Stored data entries
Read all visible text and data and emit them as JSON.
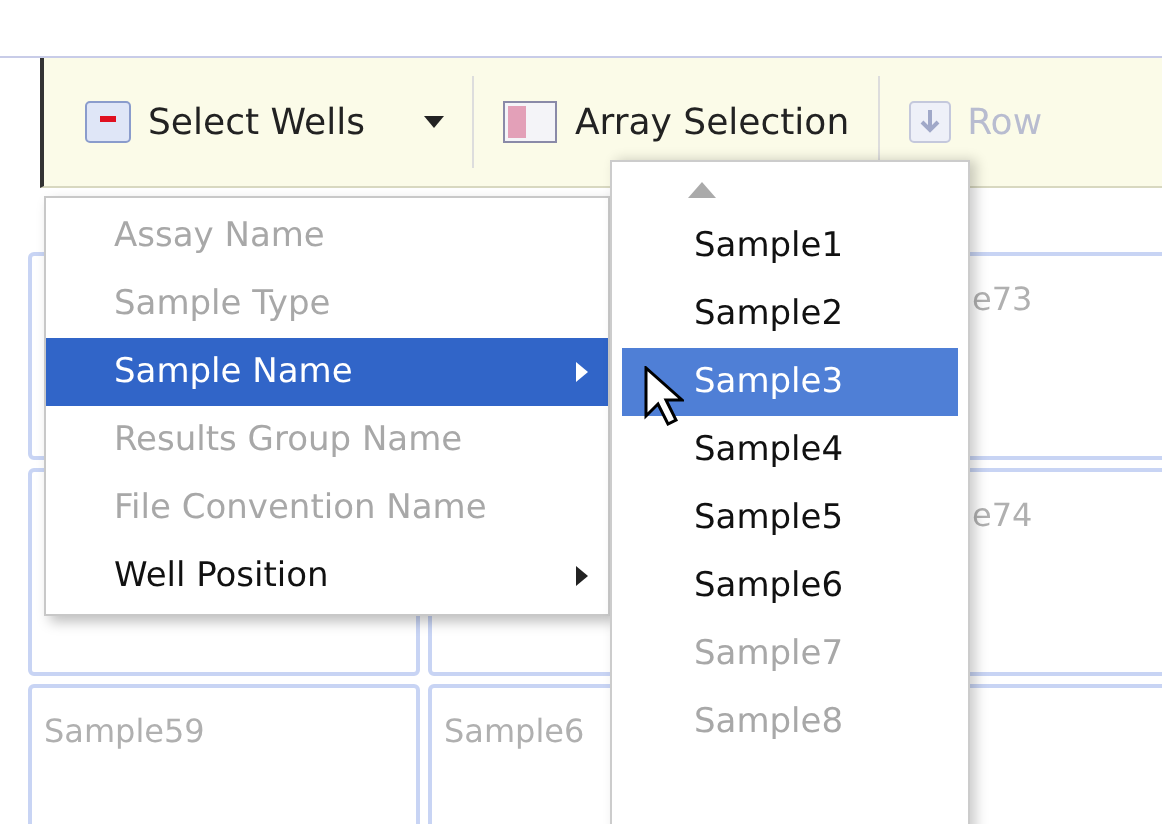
{
  "toolbar": {
    "buttons": [
      {
        "kind": "select",
        "label": "Select Wells",
        "disabled": false
      },
      {
        "kind": "array",
        "label": "Array Selection",
        "disabled": false
      },
      {
        "kind": "row",
        "label": "Row",
        "disabled": true
      }
    ]
  },
  "grid": {
    "cells": [
      "",
      "",
      "e73",
      "",
      "",
      "e74",
      "Sample59",
      "Sample6",
      ""
    ]
  },
  "menu": {
    "items": [
      {
        "label": "Assay Name",
        "disabled": true,
        "selected": false,
        "submenu": false
      },
      {
        "label": "Sample Type",
        "disabled": true,
        "selected": false,
        "submenu": false
      },
      {
        "label": "Sample Name",
        "disabled": false,
        "selected": true,
        "submenu": true
      },
      {
        "label": "Results Group Name",
        "disabled": true,
        "selected": false,
        "submenu": false
      },
      {
        "label": "File Convention Name",
        "disabled": true,
        "selected": false,
        "submenu": false
      },
      {
        "label": "Well Position",
        "disabled": false,
        "selected": false,
        "submenu": true
      }
    ]
  },
  "submenu": {
    "items": [
      {
        "label": "Sample1",
        "selected": false,
        "disabled": false
      },
      {
        "label": "Sample2",
        "selected": false,
        "disabled": false
      },
      {
        "label": "Sample3",
        "selected": true,
        "disabled": false
      },
      {
        "label": "Sample4",
        "selected": false,
        "disabled": false
      },
      {
        "label": "Sample5",
        "selected": false,
        "disabled": false
      },
      {
        "label": "Sample6",
        "selected": false,
        "disabled": false
      },
      {
        "label": "Sample7",
        "selected": false,
        "disabled": true
      },
      {
        "label": "Sample8",
        "selected": false,
        "disabled": true
      }
    ]
  }
}
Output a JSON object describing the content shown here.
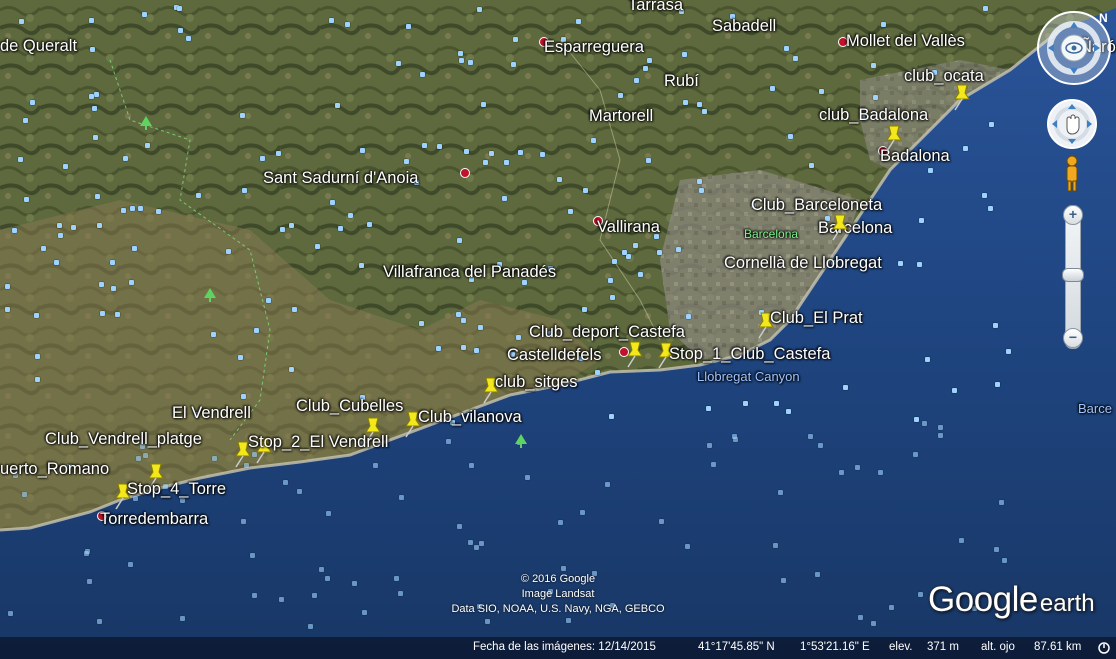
{
  "map": {
    "place_labels": [
      {
        "id": "queralt",
        "text": "de Queralt"
      },
      {
        "id": "terrassa",
        "text": "Tarrasa"
      },
      {
        "id": "sabadell",
        "text": "Sabadell"
      },
      {
        "id": "esparreguera",
        "text": "Esparreguera"
      },
      {
        "id": "mollet",
        "text": "Mollet del Vallès"
      },
      {
        "id": "granollers",
        "text": "Ñaró"
      },
      {
        "id": "rubi",
        "text": "Rubí"
      },
      {
        "id": "martorell",
        "text": "Martorell"
      },
      {
        "id": "sant-sadurni",
        "text": "Sant Sadurní d'Anoia"
      },
      {
        "id": "badalona",
        "text": "Badalona"
      },
      {
        "id": "vallirana",
        "text": "Vallirana"
      },
      {
        "id": "barcelona",
        "text": "Barcelona"
      },
      {
        "id": "vilafranca",
        "text": "Villafranca del Panadés"
      },
      {
        "id": "cornella",
        "text": "Cornellà de Llobregat"
      },
      {
        "id": "castelldefels",
        "text": "Castelldefels"
      },
      {
        "id": "el-vendrell",
        "text": "El Vendrell"
      },
      {
        "id": "puerto-romano",
        "text": "uerto_Romano"
      },
      {
        "id": "torredembarra",
        "text": "Torredembarra"
      }
    ],
    "small_labels": [
      {
        "id": "barcelona-green",
        "text": "Barcelona"
      },
      {
        "id": "llobregat-canyon",
        "text": "Llobregat Canyon"
      },
      {
        "id": "barce-edge",
        "text": "Barce"
      }
    ],
    "placemarks": [
      {
        "id": "club-ocata",
        "text": "club_ocata"
      },
      {
        "id": "club-badalona",
        "text": "club_Badalona"
      },
      {
        "id": "club-barceloneta",
        "text": "Club_Barceloneta"
      },
      {
        "id": "club-el-prat",
        "text": "Club_El Prat"
      },
      {
        "id": "club-deport-castefa",
        "text": "Club_deport_Castefa"
      },
      {
        "id": "stop-1-club-castefa",
        "text": "Stop_1_Club_Castefa"
      },
      {
        "id": "club-sitges",
        "text": "club_sitges"
      },
      {
        "id": "club-cubelles",
        "text": "Club_Cubelles"
      },
      {
        "id": "club-vilanova",
        "text": "Club_vilanova"
      },
      {
        "id": "club-vendrell-platge",
        "text": "Club_Vendrell_platge"
      },
      {
        "id": "stop-2-el-vendrell",
        "text": "Stop_2_El Vendrell"
      },
      {
        "id": "stop-4-torre",
        "text": "Stop_4_Torre"
      }
    ]
  },
  "credits": {
    "line1": "© 2016 Google",
    "line2": "Image Landsat",
    "line3": "Data SIO, NOAA, U.S. Navy, NGA, GEBCO"
  },
  "logo": {
    "google": "Google",
    "earth": "earth"
  },
  "statusbar": {
    "imagery_date": "Fecha de las imágenes: 12/14/2015",
    "latitude": "41°17'45.85\" N",
    "longitude": "1°53'21.16\" E",
    "elevation_label": "elev.",
    "elevation": "371 m",
    "eye_alt_label": "alt. ojo",
    "eye_alt": "87.61 km"
  },
  "controls": {
    "zoom_in": "+",
    "zoom_out": "−"
  },
  "colors": {
    "sea": "#1e3f72",
    "land": "#5f6b3c",
    "placemark": "#f2e81c"
  }
}
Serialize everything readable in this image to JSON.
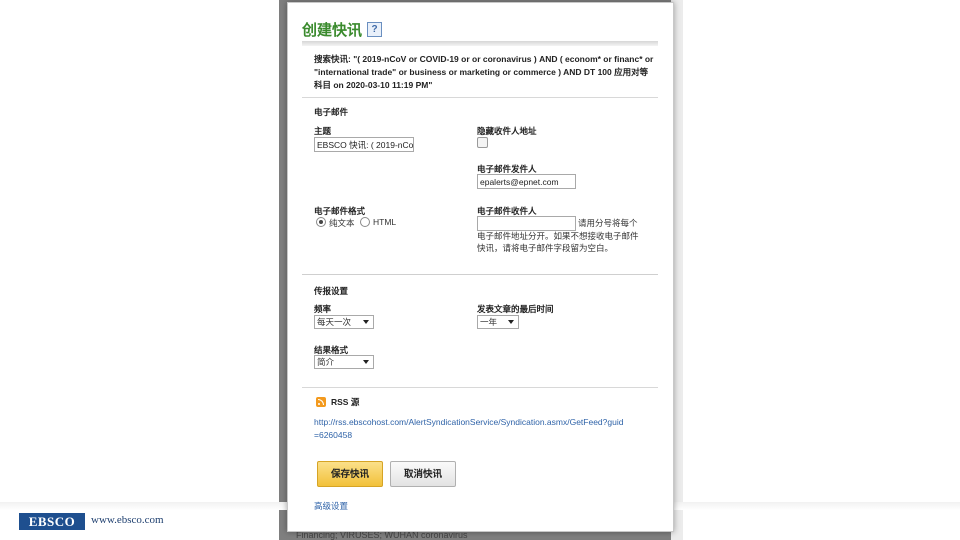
{
  "dialog": {
    "title": "创建快讯",
    "help_icon_glyph": "?",
    "search_text": "搜索快讯: \"( 2019-nCoV or COVID-19 or or coronavirus ) AND ( econom* or financ* or \"international trade\" or business or marketing or commerce ) AND DT 100 应用对等科目 on 2020-03-10 11:19 PM\""
  },
  "email": {
    "section_title": "电子邮件",
    "subject_label": "主题",
    "subject_value": "EBSCO 快讯: ( 2019-nCo",
    "hide_recipients_label": "隐藏收件人地址",
    "hide_recipients_checked": false,
    "sender_label": "电子邮件发件人",
    "sender_value": "epalerts@epnet.com",
    "format_label": "电子邮件格式",
    "format_options": [
      "纯文本",
      "HTML"
    ],
    "format_selected": "纯文本",
    "recipient_label": "电子邮件收件人",
    "recipient_value": "",
    "recipient_help": "请用分号将每个电子邮件地址分开。如果不想接收电子邮件快讯，请将电子邮件字段留为空白。"
  },
  "schedule": {
    "section_title": "传报设置",
    "frequency_label": "频率",
    "frequency_value": "每天一次",
    "max_age_label": "发表文章的最后时间",
    "max_age_value": "一年",
    "result_format_label": "结果格式",
    "result_format_value": "简介"
  },
  "rss": {
    "label": "RSS 源",
    "link": "http://rss.ebscohost.com/AlertSyndicationService/Syndication.asmx/GetFeed?guid=6260458"
  },
  "buttons": {
    "save": "保存快讯",
    "cancel": "取消快讯",
    "advanced": "高级设置"
  },
  "footer": {
    "logo_text": "EBSCO",
    "url": "www.ebsco.com"
  },
  "background": {
    "bottom_text": "Financing; VIRUSES; WUHAN coronavirus"
  },
  "colors": {
    "title_green": "#3b8b2e",
    "link_blue": "#2f63a8",
    "save_yellow": "#f2c13a",
    "ebsco_blue": "#1e4f8f"
  }
}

DESCRIPTION OF THE TASK:
Where a line of the data holds "Name", show that line.

SOLUTION TO THIS TASK:
        "label": "Assay Name",
        "label": "Sample Name",
        "label": "Results Group Name",
        "label": "File Convention Name",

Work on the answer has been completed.